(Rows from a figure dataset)
>>>>>

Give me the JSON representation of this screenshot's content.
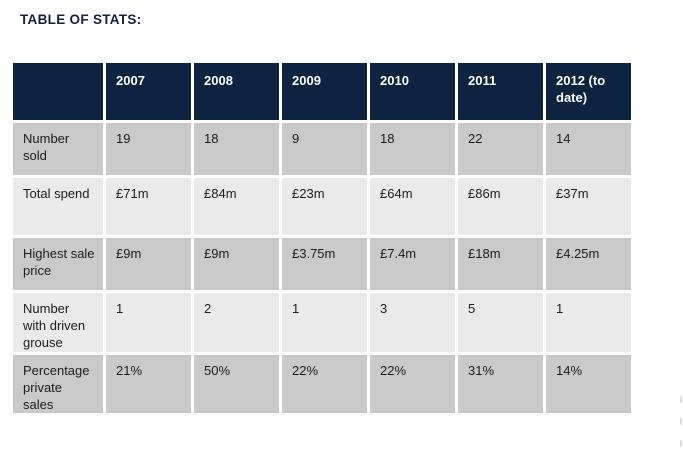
{
  "page": {
    "title": "TABLE OF STATS:"
  },
  "table": {
    "columns": [
      "",
      "2007",
      "2008",
      "2009",
      "2010",
      "2011",
      "2012 (to date)"
    ],
    "rows": [
      {
        "label": "Number sold",
        "values": [
          "19",
          "18",
          "9",
          "18",
          "22",
          "14"
        ]
      },
      {
        "label": "Total spend",
        "values": [
          "£71m",
          "£84m",
          "£23m",
          "£64m",
          "£86m",
          "£37m"
        ]
      },
      {
        "label": "Highest sale price",
        "values": [
          "£9m",
          "£9m",
          "£3.75m",
          "£7.4m",
          "£18m",
          "£4.25m"
        ]
      },
      {
        "label": "Number with driven grouse",
        "values": [
          "1",
          "2",
          "1",
          "3",
          "5",
          "1"
        ]
      },
      {
        "label": "Percentage private sales",
        "values": [
          "21%",
          "50%",
          "22%",
          "22%",
          "31%",
          "14%"
        ]
      }
    ],
    "colors": {
      "header_bg": "#0e2340",
      "header_text": "#ffffff",
      "row_grey": "#c9c9c9",
      "row_light": "#eaeaea",
      "cell_text": "#1c1c1c",
      "title_color": "#14213a"
    }
  }
}
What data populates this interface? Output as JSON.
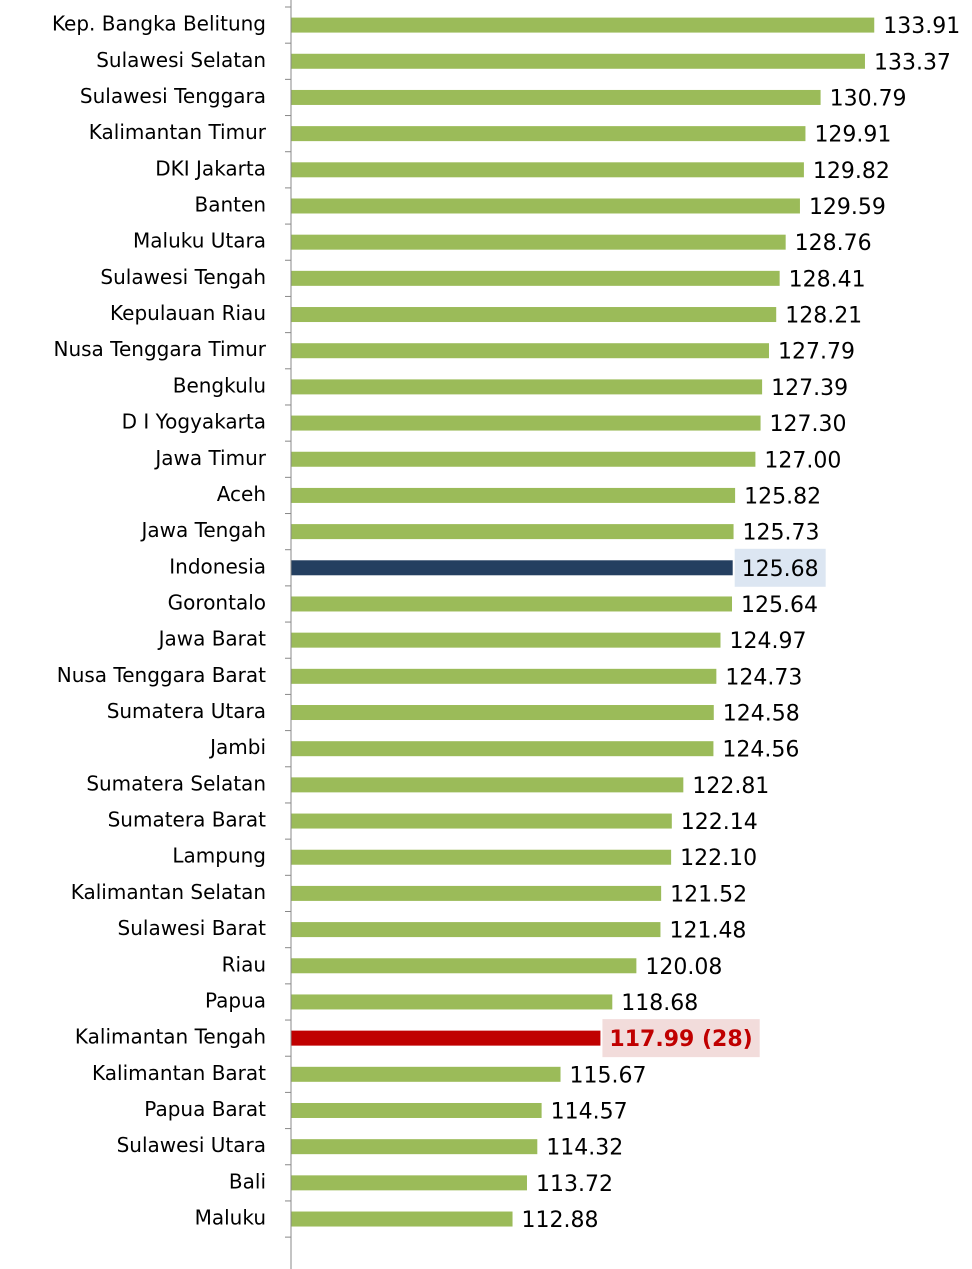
{
  "chart_data": {
    "type": "bar",
    "orientation": "horizontal",
    "categories": [
      "Kep. Bangka Belitung",
      "Sulawesi Selatan",
      "Sulawesi Tenggara",
      "Kalimantan Timur",
      "DKI Jakarta",
      "Banten",
      "Maluku Utara",
      "Sulawesi Tengah",
      "Kepulauan Riau",
      "Nusa Tenggara Timur",
      "Bengkulu",
      "D I Yogyakarta",
      "Jawa Timur",
      "Aceh",
      "Jawa Tengah",
      "Indonesia",
      "Gorontalo",
      "Jawa Barat",
      "Nusa Tenggara Barat",
      "Sumatera Utara",
      "Jambi",
      "Sumatera Selatan",
      "Sumatera Barat",
      "Lampung",
      "Kalimantan Selatan",
      "Sulawesi Barat",
      "Riau",
      "Papua",
      "Kalimantan Tengah",
      "Kalimantan Barat",
      "Papua Barat",
      "Sulawesi Utara",
      "Bali",
      "Maluku"
    ],
    "values": [
      133.91,
      133.37,
      130.79,
      129.91,
      129.82,
      129.59,
      128.76,
      128.41,
      128.21,
      127.79,
      127.39,
      127.3,
      127.0,
      125.82,
      125.73,
      125.68,
      125.64,
      124.97,
      124.73,
      124.58,
      124.56,
      122.81,
      122.14,
      122.1,
      121.52,
      121.48,
      120.08,
      118.68,
      117.99,
      115.67,
      114.57,
      114.32,
      113.72,
      112.88
    ],
    "value_labels": [
      "133.91",
      "133.37",
      "130.79",
      "129.91",
      "129.82",
      "129.59",
      "128.76",
      "128.41",
      "128.21",
      "127.79",
      "127.39",
      "127.30",
      "127.00",
      "125.82",
      "125.73",
      "125.68",
      "125.64",
      "124.97",
      "124.73",
      "124.58",
      "124.56",
      "122.81",
      "122.14",
      "122.10",
      "121.52",
      "121.48",
      "120.08",
      "118.68",
      "117.99 (28)",
      "115.67",
      "114.57",
      "114.32",
      "113.72",
      "112.88"
    ],
    "colors": [
      "#9bbb59",
      "#9bbb59",
      "#9bbb59",
      "#9bbb59",
      "#9bbb59",
      "#9bbb59",
      "#9bbb59",
      "#9bbb59",
      "#9bbb59",
      "#9bbb59",
      "#9bbb59",
      "#9bbb59",
      "#9bbb59",
      "#9bbb59",
      "#9bbb59",
      "#243f60",
      "#9bbb59",
      "#9bbb59",
      "#9bbb59",
      "#9bbb59",
      "#9bbb59",
      "#9bbb59",
      "#9bbb59",
      "#9bbb59",
      "#9bbb59",
      "#9bbb59",
      "#9bbb59",
      "#9bbb59",
      "#c00000",
      "#9bbb59",
      "#9bbb59",
      "#9bbb59",
      "#9bbb59",
      "#9bbb59"
    ],
    "xlim": [
      100,
      135
    ]
  }
}
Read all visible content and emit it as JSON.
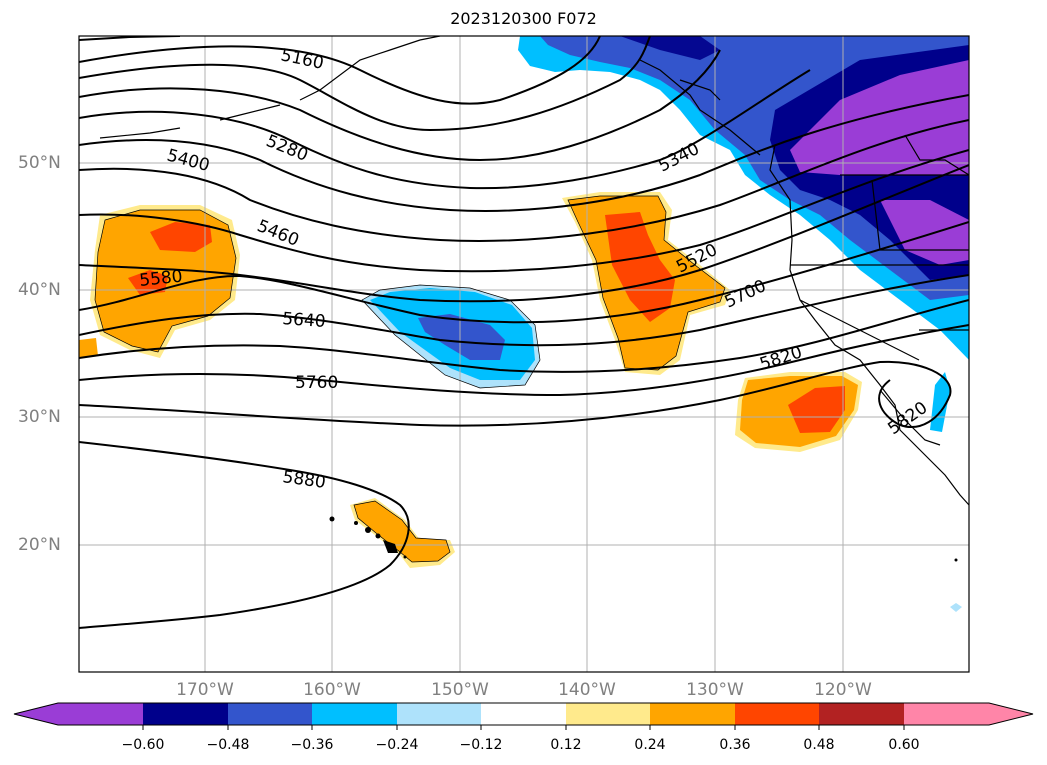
{
  "title": "2023120300 F072",
  "lat_labels": [
    "50°N",
    "40°N",
    "30°N",
    "20°N"
  ],
  "lon_labels": [
    "170°W",
    "160°W",
    "150°W",
    "140°W",
    "130°W",
    "120°W"
  ],
  "contour_labels": [
    "5160",
    "5280",
    "5340",
    "5400",
    "5460",
    "5520",
    "5580",
    "5640",
    "5700",
    "5760",
    "5820",
    "5820",
    "5880"
  ],
  "colorbar": {
    "ticks": [
      "−0.60",
      "−0.48",
      "−0.36",
      "−0.24",
      "−0.12",
      "0.12",
      "0.24",
      "0.36",
      "0.48",
      "0.60"
    ],
    "colors": [
      "#9a3dd6",
      "#00008b",
      "#3355cc",
      "#00bfff",
      "#aee2fb",
      "#ffffff",
      "#ffea8c",
      "#ffa500",
      "#ff4500",
      "#b22222",
      "#ff85a8"
    ]
  }
}
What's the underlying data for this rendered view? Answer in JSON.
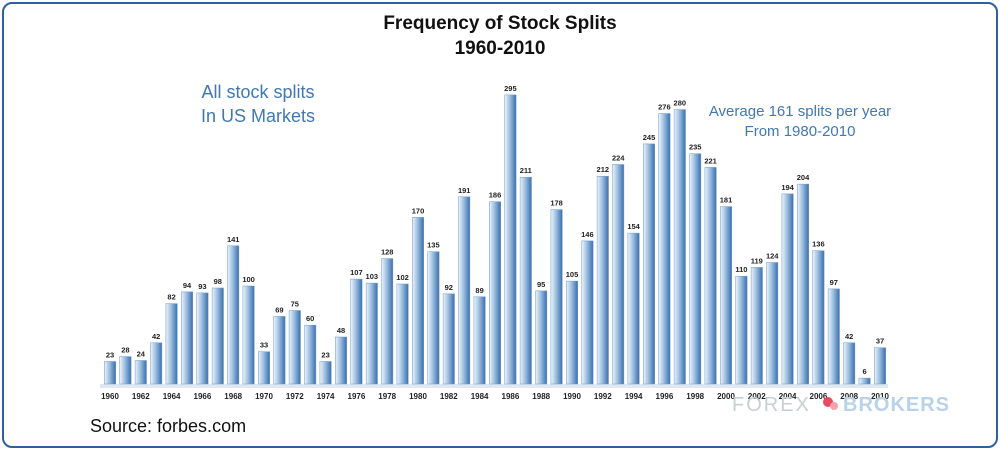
{
  "source_text": "Source: forbes.com",
  "watermark": {
    "part1": "FOREX",
    "part2": "BROKERS",
    "logo_colors": [
      "#e84a5f",
      "#f7a1a9"
    ]
  },
  "colors": {
    "bar_light": "#e6f0fa",
    "bar_dark": "#3a6fae",
    "baseline": "#dfe7f0",
    "frame": "#2f5f9e",
    "annotation": "#3f78b5"
  },
  "chart_data": {
    "type": "bar",
    "title": "Frequency of Stock Splits",
    "subtitle": "1960-2010",
    "annotation_left": [
      "All stock splits",
      "In US Markets"
    ],
    "annotation_right": [
      "Average 161 splits per year",
      "From 1980-2010"
    ],
    "xlabel": "",
    "ylabel": "",
    "grid": false,
    "ylim": [
      0,
      300
    ],
    "categories": [
      "1960",
      "1961",
      "1962",
      "1963",
      "1964",
      "1965",
      "1966",
      "1967",
      "1968",
      "1969",
      "1970",
      "1971",
      "1972",
      "1973",
      "1974",
      "1975",
      "1976",
      "1977",
      "1978",
      "1979",
      "1980",
      "1981",
      "1982",
      "1983",
      "1984",
      "1985",
      "1986",
      "1987",
      "1988",
      "1989",
      "1990",
      "1991",
      "1992",
      "1993",
      "1994",
      "1995",
      "1996",
      "1997",
      "1998",
      "1999",
      "2000",
      "2001",
      "2002",
      "2003",
      "2004",
      "2005",
      "2006",
      "2007",
      "2008",
      "2009",
      "2010"
    ],
    "values": [
      23,
      28,
      24,
      42,
      82,
      94,
      93,
      98,
      141,
      100,
      33,
      69,
      75,
      60,
      23,
      48,
      107,
      103,
      128,
      102,
      170,
      135,
      92,
      191,
      89,
      186,
      295,
      211,
      95,
      178,
      105,
      146,
      212,
      224,
      154,
      245,
      276,
      280,
      235,
      221,
      181,
      110,
      119,
      124,
      194,
      204,
      136,
      97,
      42,
      6,
      37
    ],
    "tick_labels": [
      "1960",
      "1962",
      "1964",
      "1966",
      "1968",
      "1970",
      "1972",
      "1974",
      "1976",
      "1978",
      "1980",
      "1982",
      "1984",
      "1986",
      "1988",
      "1990",
      "1992",
      "1994",
      "1996",
      "1998",
      "2000",
      "2002",
      "2004",
      "2006",
      "2008",
      "2010"
    ]
  }
}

<<<<<

■ **TASK OBJECTIVE**: Please set down each line of the data above exactly as written, without the pictures.

■ **RESULT**:
Give me the JSON representation of this screenshot's content.
{
  "page": {
    "title": "TABLE OF STATS:"
  },
  "table": {
    "columns": [
      "",
      "2007",
      "2008",
      "2009",
      "2010",
      "2011",
      "2012 (to date)"
    ],
    "rows": [
      {
        "label": "Number sold",
        "values": [
          "19",
          "18",
          "9",
          "18",
          "22",
          "14"
        ]
      },
      {
        "label": "Total spend",
        "values": [
          "£71m",
          "£84m",
          "£23m",
          "£64m",
          "£86m",
          "£37m"
        ]
      },
      {
        "label": "Highest sale price",
        "values": [
          "£9m",
          "£9m",
          "£3.75m",
          "£7.4m",
          "£18m",
          "£4.25m"
        ]
      },
      {
        "label": "Number with driven grouse",
        "values": [
          "1",
          "2",
          "1",
          "3",
          "5",
          "1"
        ]
      },
      {
        "label": "Percentage private sales",
        "values": [
          "21%",
          "50%",
          "22%",
          "22%",
          "31%",
          "14%"
        ]
      }
    ],
    "colors": {
      "header_bg": "#0e2340",
      "header_text": "#ffffff",
      "row_grey": "#c9c9c9",
      "row_light": "#eaeaea",
      "cell_text": "#1c1c1c",
      "title_color": "#14213a"
    }
  }
}
What data populates this interface? Output as JSON.
{
  "chart_data": {
    "type": "bar",
    "orientation": "horizontal",
    "categories": [
      "Kep. Bangka Belitung",
      "Sulawesi Selatan",
      "Sulawesi Tenggara",
      "Kalimantan Timur",
      "DKI Jakarta",
      "Banten",
      "Maluku Utara",
      "Sulawesi Tengah",
      "Kepulauan Riau",
      "Nusa Tenggara Timur",
      "Bengkulu",
      "D I Yogyakarta",
      "Jawa Timur",
      "Aceh",
      "Jawa Tengah",
      "Indonesia",
      "Gorontalo",
      "Jawa Barat",
      "Nusa Tenggara Barat",
      "Sumatera Utara",
      "Jambi",
      "Sumatera Selatan",
      "Sumatera Barat",
      "Lampung",
      "Kalimantan Selatan",
      "Sulawesi Barat",
      "Riau",
      "Papua",
      "Kalimantan Tengah",
      "Kalimantan Barat",
      "Papua Barat",
      "Sulawesi Utara",
      "Bali",
      "Maluku"
    ],
    "values": [
      133.91,
      133.37,
      130.79,
      129.91,
      129.82,
      129.59,
      128.76,
      128.41,
      128.21,
      127.79,
      127.39,
      127.3,
      127.0,
      125.82,
      125.73,
      125.68,
      125.64,
      124.97,
      124.73,
      124.58,
      124.56,
      122.81,
      122.14,
      122.1,
      121.52,
      121.48,
      120.08,
      118.68,
      117.99,
      115.67,
      114.57,
      114.32,
      113.72,
      112.88
    ],
    "value_labels": [
      "133.91",
      "133.37",
      "130.79",
      "129.91",
      "129.82",
      "129.59",
      "128.76",
      "128.41",
      "128.21",
      "127.79",
      "127.39",
      "127.30",
      "127.00",
      "125.82",
      "125.73",
      "125.68",
      "125.64",
      "124.97",
      "124.73",
      "124.58",
      "124.56",
      "122.81",
      "122.14",
      "122.10",
      "121.52",
      "121.48",
      "120.08",
      "118.68",
      "117.99 (28)",
      "115.67",
      "114.57",
      "114.32",
      "113.72",
      "112.88"
    ],
    "colors": [
      "#9bbb59",
      "#9bbb59",
      "#9bbb59",
      "#9bbb59",
      "#9bbb59",
      "#9bbb59",
      "#9bbb59",
      "#9bbb59",
      "#9bbb59",
      "#9bbb59",
      "#9bbb59",
      "#9bbb59",
      "#9bbb59",
      "#9bbb59",
      "#9bbb59",
      "#243f60",
      "#9bbb59",
      "#9bbb59",
      "#9bbb59",
      "#9bbb59",
      "#9bbb59",
      "#9bbb59",
      "#9bbb59",
      "#9bbb59",
      "#9bbb59",
      "#9bbb59",
      "#9bbb59",
      "#9bbb59",
      "#c00000",
      "#9bbb59",
      "#9bbb59",
      "#9bbb59",
      "#9bbb59",
      "#9bbb59"
    ],
    "xlim": [
      100,
      135
    ]
  }
}
Read all visible content and emit it as JSON.
{
  "title": "2023120300 F072",
  "lat_labels": [
    "50°N",
    "40°N",
    "30°N",
    "20°N"
  ],
  "lon_labels": [
    "170°W",
    "160°W",
    "150°W",
    "140°W",
    "130°W",
    "120°W"
  ],
  "contour_labels": [
    "5160",
    "5280",
    "5340",
    "5400",
    "5460",
    "5520",
    "5580",
    "5640",
    "5700",
    "5760",
    "5820",
    "5820",
    "5880"
  ],
  "colorbar": {
    "ticks": [
      "−0.60",
      "−0.48",
      "−0.36",
      "−0.24",
      "−0.12",
      "0.12",
      "0.24",
      "0.36",
      "0.48",
      "0.60"
    ],
    "colors": [
      "#9a3dd6",
      "#00008b",
      "#3355cc",
      "#00bfff",
      "#aee2fb",
      "#ffffff",
      "#ffea8c",
      "#ffa500",
      "#ff4500",
      "#b22222",
      "#ff85a8"
    ]
  }
}
What's the underlying data for this rendered view? Answer in JSON.
{
  "source_text": "Source: forbes.com",
  "watermark": {
    "part1": "FOREX",
    "part2": "BROKERS",
    "logo_colors": [
      "#e84a5f",
      "#f7a1a9"
    ]
  },
  "colors": {
    "bar_light": "#e6f0fa",
    "bar_dark": "#3a6fae",
    "baseline": "#dfe7f0",
    "frame": "#2f5f9e",
    "annotation": "#3f78b5"
  },
  "chart_data": {
    "type": "bar",
    "title": "Frequency of Stock Splits",
    "subtitle": "1960-2010",
    "annotation_left": [
      "All stock splits",
      "In US Markets"
    ],
    "annotation_right": [
      "Average 161 splits per year",
      "From 1980-2010"
    ],
    "xlabel": "",
    "ylabel": "",
    "grid": false,
    "ylim": [
      0,
      300
    ],
    "categories": [
      "1960",
      "1961",
      "1962",
      "1963",
      "1964",
      "1965",
      "1966",
      "1967",
      "1968",
      "1969",
      "1970",
      "1971",
      "1972",
      "1973",
      "1974",
      "1975",
      "1976",
      "1977",
      "1978",
      "1979",
      "1980",
      "1981",
      "1982",
      "1983",
      "1984",
      "1985",
      "1986",
      "1987",
      "1988",
      "1989",
      "1990",
      "1991",
      "1992",
      "1993",
      "1994",
      "1995",
      "1996",
      "1997",
      "1998",
      "1999",
      "2000",
      "2001",
      "2002",
      "2003",
      "2004",
      "2005",
      "2006",
      "2007",
      "2008",
      "2009",
      "2010"
    ],
    "values": [
      23,
      28,
      24,
      42,
      82,
      94,
      93,
      98,
      141,
      100,
      33,
      69,
      75,
      60,
      23,
      48,
      107,
      103,
      128,
      102,
      170,
      135,
      92,
      191,
      89,
      186,
      295,
      211,
      95,
      178,
      105,
      146,
      212,
      224,
      154,
      245,
      276,
      280,
      235,
      221,
      181,
      110,
      119,
      124,
      194,
      204,
      136,
      97,
      42,
      6,
      37
    ],
    "tick_labels": [
      "1960",
      "1962",
      "1964",
      "1966",
      "1968",
      "1970",
      "1972",
      "1974",
      "1976",
      "1978",
      "1980",
      "1982",
      "1984",
      "1986",
      "1988",
      "1990",
      "1992",
      "1994",
      "1996",
      "1998",
      "2000",
      "2002",
      "2004",
      "2006",
      "2008",
      "2010"
    ]
  }
}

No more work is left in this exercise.